PAGE TEXT —
######

If the political climate was unfavorable and stunting the growth of outsourcing agencies vigorously, the advent of technology: penetration of internet, the rise of automation, AI and ML are together making it almost impossible for small players to exist. Jobs that required humans back then are being done in a few taps a lot more satisfyingly and swiftly. ITES providers are dying a slow death, many are bleeding profusely with no real sight of a breakeven, let alone profit and prosperity. Many renowned businesses have done away with their domestic business or are in the process of walking out, Sutherland &  Mphasis are classic examples. More than 40% of small and medium domestic BPOs had to shut shop, in the last 6 yrs. The scene is not all that good for those who aren’t comfortable with being on their toes all the time, either. There are organizations like Aegis, Karvy DigiKonnect, connectQ, 1point1, Megus, etc who are trying to walk in the opposite direction of the wind and have created for themselves results that are not bad, if not all that encouraging, in all the quarters of the year. But there is hope. And that is exactly what we are trying to discuss here.

A workforce that began with handling transactions on prescribed SOPs have in these years become rich in experience and now have valuable insight into how various businesses are conducted, not only have they mastered their game of efficiency but have also educated and trained themselves on the craft to a degree that they now carry invaluable perspicacity into the world of the consumers and deep understanding of the technology that makes the customer experience come about. Cross-pollination of talent has graduated the industry into a formidable group, one that is capable of rewriting the rules of the game. This development is part evolutionary and part forced and therefore, not easy for everyone to get to.

The time has come for the outsourcing industry to shed its dead weight of unskilled manpower, onboard forward thinkers, and retain only high performers; the average and the below-average must go. This industry has to prepare itself to walk out of the shadow of the transaction and shine in the light of experience. It is apt for the service providers to fight for increasing their share of influence, the only way for them to exist is if they muster the courage to secure a seat at the thought leadership table. A transition from a low value, labor-based output to a high-value intellect based outcome will have to be made. Service providers will have to become providers of knowledge and acumen and not just efficiency.

######

MATERIAL —
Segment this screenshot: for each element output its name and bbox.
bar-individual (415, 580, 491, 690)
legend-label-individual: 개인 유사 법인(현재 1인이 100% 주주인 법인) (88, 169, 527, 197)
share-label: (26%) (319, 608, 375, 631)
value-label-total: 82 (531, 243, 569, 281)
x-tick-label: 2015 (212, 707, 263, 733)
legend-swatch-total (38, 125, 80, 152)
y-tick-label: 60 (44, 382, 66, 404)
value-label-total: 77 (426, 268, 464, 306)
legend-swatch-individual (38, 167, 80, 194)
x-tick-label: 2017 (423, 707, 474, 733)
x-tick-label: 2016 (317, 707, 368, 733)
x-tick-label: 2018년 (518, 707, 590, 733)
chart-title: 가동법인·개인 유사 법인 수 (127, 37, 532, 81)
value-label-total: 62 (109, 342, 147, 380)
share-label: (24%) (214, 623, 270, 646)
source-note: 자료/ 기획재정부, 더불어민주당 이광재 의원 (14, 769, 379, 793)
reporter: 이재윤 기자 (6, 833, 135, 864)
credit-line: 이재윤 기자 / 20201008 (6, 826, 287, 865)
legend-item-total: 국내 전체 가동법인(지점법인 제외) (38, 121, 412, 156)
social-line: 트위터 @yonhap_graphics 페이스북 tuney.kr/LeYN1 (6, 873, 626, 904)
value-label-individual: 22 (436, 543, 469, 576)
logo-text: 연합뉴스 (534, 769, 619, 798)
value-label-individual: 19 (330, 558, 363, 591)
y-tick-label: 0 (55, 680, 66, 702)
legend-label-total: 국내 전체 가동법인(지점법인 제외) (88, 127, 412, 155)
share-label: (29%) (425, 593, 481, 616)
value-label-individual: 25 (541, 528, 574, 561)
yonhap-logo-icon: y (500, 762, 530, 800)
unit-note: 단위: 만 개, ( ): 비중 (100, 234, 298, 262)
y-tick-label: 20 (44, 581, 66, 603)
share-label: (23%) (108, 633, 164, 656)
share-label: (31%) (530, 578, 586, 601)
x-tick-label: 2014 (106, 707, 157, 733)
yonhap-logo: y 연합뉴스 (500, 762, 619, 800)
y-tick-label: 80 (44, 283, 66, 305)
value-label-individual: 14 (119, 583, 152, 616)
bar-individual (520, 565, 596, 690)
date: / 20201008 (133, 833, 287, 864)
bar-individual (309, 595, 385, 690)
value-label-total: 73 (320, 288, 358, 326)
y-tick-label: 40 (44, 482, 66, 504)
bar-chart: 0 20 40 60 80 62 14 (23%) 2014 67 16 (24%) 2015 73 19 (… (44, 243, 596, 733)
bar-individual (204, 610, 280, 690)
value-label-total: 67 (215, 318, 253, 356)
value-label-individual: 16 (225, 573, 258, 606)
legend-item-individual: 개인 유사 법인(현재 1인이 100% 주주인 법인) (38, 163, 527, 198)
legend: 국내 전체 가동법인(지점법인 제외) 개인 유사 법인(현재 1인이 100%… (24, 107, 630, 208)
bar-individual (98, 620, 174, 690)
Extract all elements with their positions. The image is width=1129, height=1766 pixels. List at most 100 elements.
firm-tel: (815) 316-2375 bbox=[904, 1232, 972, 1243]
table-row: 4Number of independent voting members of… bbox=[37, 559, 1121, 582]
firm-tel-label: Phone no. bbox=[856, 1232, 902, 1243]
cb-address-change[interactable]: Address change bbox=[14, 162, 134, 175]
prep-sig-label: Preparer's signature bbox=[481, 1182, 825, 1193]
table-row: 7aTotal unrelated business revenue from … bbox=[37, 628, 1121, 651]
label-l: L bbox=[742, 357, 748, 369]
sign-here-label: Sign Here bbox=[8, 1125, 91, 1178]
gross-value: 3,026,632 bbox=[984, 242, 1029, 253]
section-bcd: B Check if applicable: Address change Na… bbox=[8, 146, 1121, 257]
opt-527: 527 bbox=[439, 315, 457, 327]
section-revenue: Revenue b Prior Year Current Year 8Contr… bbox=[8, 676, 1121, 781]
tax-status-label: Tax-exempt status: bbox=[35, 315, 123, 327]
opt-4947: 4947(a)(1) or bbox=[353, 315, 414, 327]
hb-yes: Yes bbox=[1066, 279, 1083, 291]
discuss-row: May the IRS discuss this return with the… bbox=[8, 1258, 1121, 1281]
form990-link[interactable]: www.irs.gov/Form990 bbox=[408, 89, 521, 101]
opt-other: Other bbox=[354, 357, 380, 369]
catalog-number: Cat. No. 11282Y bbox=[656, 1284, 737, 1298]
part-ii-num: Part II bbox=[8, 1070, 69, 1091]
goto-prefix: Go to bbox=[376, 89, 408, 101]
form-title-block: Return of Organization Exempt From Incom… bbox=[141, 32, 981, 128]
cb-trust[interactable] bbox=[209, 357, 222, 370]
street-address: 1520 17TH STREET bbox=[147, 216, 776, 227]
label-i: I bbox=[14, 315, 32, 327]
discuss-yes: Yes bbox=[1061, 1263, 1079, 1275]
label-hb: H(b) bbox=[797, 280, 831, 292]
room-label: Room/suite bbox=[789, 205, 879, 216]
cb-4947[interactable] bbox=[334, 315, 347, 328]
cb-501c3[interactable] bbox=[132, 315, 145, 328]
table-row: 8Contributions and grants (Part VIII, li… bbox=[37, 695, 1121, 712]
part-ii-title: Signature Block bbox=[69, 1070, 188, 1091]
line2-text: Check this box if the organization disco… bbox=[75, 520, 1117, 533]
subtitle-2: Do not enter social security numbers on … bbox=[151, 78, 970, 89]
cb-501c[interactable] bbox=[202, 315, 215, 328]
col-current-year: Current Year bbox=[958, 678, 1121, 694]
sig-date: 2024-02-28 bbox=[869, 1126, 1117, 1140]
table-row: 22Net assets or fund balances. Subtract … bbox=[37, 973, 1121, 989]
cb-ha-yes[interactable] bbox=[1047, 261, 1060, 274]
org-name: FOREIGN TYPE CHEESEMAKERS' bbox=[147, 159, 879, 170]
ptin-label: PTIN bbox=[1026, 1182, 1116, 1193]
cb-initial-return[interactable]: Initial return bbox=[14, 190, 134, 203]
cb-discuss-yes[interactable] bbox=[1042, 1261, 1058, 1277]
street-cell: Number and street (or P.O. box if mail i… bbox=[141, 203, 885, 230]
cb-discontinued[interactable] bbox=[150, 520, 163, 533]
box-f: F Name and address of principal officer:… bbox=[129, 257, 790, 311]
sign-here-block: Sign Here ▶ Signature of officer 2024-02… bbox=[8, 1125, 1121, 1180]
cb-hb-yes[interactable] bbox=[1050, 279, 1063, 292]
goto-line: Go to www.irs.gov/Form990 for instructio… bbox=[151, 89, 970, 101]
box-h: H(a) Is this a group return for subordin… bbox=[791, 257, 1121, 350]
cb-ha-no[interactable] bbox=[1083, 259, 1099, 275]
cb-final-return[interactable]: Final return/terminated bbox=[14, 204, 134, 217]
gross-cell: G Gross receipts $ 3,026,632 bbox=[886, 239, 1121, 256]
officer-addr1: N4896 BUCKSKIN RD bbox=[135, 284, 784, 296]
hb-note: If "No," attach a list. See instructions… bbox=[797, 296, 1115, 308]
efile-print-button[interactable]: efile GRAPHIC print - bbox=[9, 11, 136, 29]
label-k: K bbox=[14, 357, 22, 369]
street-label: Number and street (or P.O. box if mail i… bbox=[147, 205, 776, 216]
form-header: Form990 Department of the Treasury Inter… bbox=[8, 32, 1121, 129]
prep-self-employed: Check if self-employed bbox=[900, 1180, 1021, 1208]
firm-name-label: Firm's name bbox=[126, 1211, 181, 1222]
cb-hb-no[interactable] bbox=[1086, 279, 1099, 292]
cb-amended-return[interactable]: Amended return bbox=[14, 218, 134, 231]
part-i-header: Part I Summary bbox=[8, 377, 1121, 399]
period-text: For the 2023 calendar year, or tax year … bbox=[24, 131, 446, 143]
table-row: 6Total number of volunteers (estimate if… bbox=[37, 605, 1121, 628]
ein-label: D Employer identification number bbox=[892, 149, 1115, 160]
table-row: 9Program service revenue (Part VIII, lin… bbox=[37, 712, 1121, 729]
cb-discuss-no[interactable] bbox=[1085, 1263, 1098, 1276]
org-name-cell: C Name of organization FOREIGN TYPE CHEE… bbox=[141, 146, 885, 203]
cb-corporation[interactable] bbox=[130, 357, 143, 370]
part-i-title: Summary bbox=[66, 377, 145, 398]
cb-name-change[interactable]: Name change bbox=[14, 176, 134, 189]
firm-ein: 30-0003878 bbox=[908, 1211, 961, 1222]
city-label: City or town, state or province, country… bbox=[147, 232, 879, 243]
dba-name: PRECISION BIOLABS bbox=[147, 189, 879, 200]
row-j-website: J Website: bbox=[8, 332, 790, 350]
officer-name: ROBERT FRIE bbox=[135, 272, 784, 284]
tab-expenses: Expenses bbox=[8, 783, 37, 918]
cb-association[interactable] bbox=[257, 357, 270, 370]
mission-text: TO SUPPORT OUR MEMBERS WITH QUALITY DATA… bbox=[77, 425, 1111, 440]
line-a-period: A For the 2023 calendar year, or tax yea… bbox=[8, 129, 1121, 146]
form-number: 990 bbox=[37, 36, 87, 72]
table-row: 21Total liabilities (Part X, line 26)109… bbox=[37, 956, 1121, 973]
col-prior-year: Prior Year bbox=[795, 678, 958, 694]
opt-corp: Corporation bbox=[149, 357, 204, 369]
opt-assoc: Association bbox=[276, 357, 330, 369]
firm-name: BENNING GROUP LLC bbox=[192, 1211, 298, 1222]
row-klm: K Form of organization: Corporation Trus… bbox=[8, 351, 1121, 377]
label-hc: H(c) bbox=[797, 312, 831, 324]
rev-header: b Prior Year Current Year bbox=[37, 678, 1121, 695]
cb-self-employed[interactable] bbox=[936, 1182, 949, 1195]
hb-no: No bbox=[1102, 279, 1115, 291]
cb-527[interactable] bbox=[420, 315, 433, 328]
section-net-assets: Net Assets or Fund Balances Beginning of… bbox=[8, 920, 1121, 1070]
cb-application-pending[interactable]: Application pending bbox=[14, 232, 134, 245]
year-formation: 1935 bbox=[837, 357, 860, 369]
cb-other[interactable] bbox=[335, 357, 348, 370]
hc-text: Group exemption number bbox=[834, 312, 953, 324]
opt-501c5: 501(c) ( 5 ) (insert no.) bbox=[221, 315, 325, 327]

######

TO-DO LIST —
1. Answer these questions from the outsourcing text:
(a) What share of small and medium domestic BPOs had to shut shop in the last 6 years?
(b) Which two businesses are named as classic examples of having done away with, or walking out of, their domestic business?
(c) Which members of the workforce does the text say must go?
2. Transcribe the records exactly, starting from their first line and ending with the line that contains "unit-note: 단위: 만".
The text and the records come from different sources.

SOLVED PROBLEMS —
1.
(a) More than 40%
(b) Sutherland and Mphasis
(c) The average and the below-average

2.
Segment this screenshot: for each element output its name and bbox.
bar-individual (415, 580, 491, 690)
legend-label-individual: 개인 유사 법인(현재 1인이 100% 주주인 법인) (88, 169, 527, 197)
share-label: (26%) (319, 608, 375, 631)
value-label-total: 82 (531, 243, 569, 281)
x-tick-label: 2015 (212, 707, 263, 733)
legend-swatch-total (38, 125, 80, 152)
y-tick-label: 60 (44, 382, 66, 404)
value-label-total: 77 (426, 268, 464, 306)
legend-swatch-individual (38, 167, 80, 194)
x-tick-label: 2017 (423, 707, 474, 733)
x-tick-label: 2016 (317, 707, 368, 733)
x-tick-label: 2018년 (518, 707, 590, 733)
chart-title: 가동법인·개인 유사 법인 수 (127, 37, 532, 81)
value-label-total: 62 (109, 342, 147, 380)
share-label: (24%) (214, 623, 270, 646)
source-note: 자료/ 기획재정부, 더불어민주당 이광재 의원 (14, 769, 379, 793)
reporter: 이재윤 기자 (6, 833, 135, 864)
credit-line: 이재윤 기자 / 20201008 (6, 826, 287, 865)
legend-item-total: 국내 전체 가동법인(지점법인 제외) (38, 121, 412, 156)
social-line: 트위터 @yonhap_graphics 페이스북 tuney.kr/LeYN1 (6, 873, 626, 904)
value-label-individual: 22 (436, 543, 469, 576)
logo-text: 연합뉴스 (534, 769, 619, 798)
value-label-individual: 19 (330, 558, 363, 591)
y-tick-label: 0 (55, 680, 66, 702)
legend-label-total: 국내 전체 가동법인(지점법인 제외) (88, 127, 412, 155)
share-label: (29%) (425, 593, 481, 616)
value-label-individual: 25 (541, 528, 574, 561)
yonhap-logo-icon: y (500, 762, 530, 800)
unit-note: 단위: 만 개, ( ): 비중 (100, 234, 298, 262)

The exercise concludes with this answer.